**Records to process**.

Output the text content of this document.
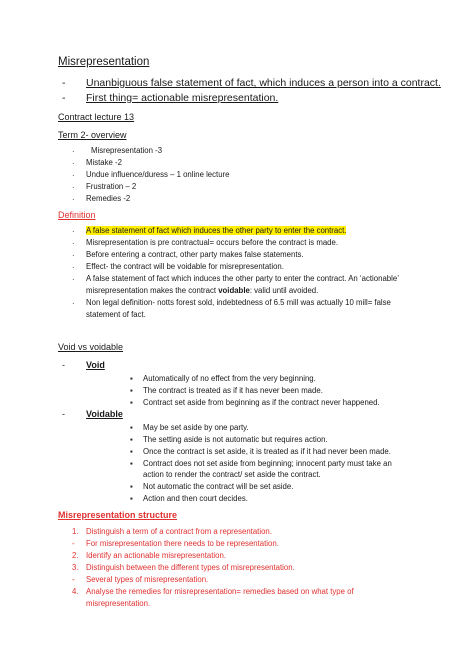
Misrepresentation
- Unanbiguous false statement of fact, which induces a person into a contract.
- First thing= actionable misrepresentation.
Contract lecture 13
Term 2- overview
· Misrepresentation -3
· Mistake -2
· Undue influence/duress – 1 online lecture
· Frustration – 2
· Remedies -2
Definition
· A false statement of fact which induces the other party to enter the contract.
· Misrepresentation is pre contractual= occurs before the contract is made.
· Before entering a contract, other party makes false statements.
· Effect- the contract will be voidable for misrepresentation.
· A false statement of fact which induces the other party to enter the contract. An ‘actionable’
misrepresentation makes the contract voidable: valid until avoided.
· Non legal definition- notts forest sold, indebtedness of 6.5 mill was actually 10 mill= false
statement of fact.
Void vs voidable
- Void
▪ Automatically of no effect from the very beginning.
▪ The contract is treated as if it has never been made.
▪ Contract set aside from beginning as if the contract never happened.
- Voidable
▪ May be set aside by one party.
▪ The setting aside is not automatic but requires action.
▪ Once the contract is set aside, it is treated as if it had never been made.
▪ Contract does not set aside from beginning; innocent party must take an
action to render the contract/ set aside the contract.
▪ Not automatic the contract will be set aside.
▪ Action and then court decides.
Misrepresentation structure
1. Distinguish a term of a contract from a representation.
- For misrepresentation there needs to be representation.
2. Identify an actionable misrepresentation.
3. Distinguish between the different types of misrepresentation.
- Several types of misrepresentation.
4. Analyse the remedies for misrepresentation= remedies based on what type of
misrepresentation.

**Directions for this task**.
Leave the pictures out, and print every line of the listing exactly as written.

**Response to the task**.
Output the text content of this document.
Misrepresentation
- Unanbiguous false statement of fact, which induces a person into a contract.
- First thing= actionable misrepresentation.
Contract lecture 13
Term 2- overview
· Misrepresentation -3
· Mistake -2
· Undue influence/duress – 1 online lecture
· Frustration – 2
· Remedies -2
Definition
· A false statement of fact which induces the other party to enter the contract.
· Misrepresentation is pre contractual= occurs before the contract is made.
· Before entering a contract, other party makes false statements.
· Effect- the contract will be voidable for misrepresentation.
· A false statement of fact which induces the other party to enter the contract. An ‘actionable’
misrepresentation makes the contract voidable: valid until avoided.
· Non legal definition- notts forest sold, indebtedness of 6.5 mill was actually 10 mill= false
statement of fact.
Void vs voidable
- Void
▪ Automatically of no effect from the very beginning.
▪ The contract is treated as if it has never been made.
▪ Contract set aside from beginning as if the contract never happened.
- Voidable
▪ May be set aside by one party.
▪ The setting aside is not automatic but requires action.
▪ Once the contract is set aside, it is treated as if it had never been made.
▪ Contract does not set aside from beginning; innocent party must take an
action to render the contract/ set aside the contract.
▪ Not automatic the contract will be set aside.
▪ Action and then court decides.
Misrepresentation structure
1. Distinguish a term of a contract from a representation.
- For misrepresentation there needs to be representation.
2. Identify an actionable misrepresentation.
3. Distinguish between the different types of misrepresentation.
- Several types of misrepresentation.
4. Analyse the remedies for misrepresentation= remedies based on what type of
misrepresentation.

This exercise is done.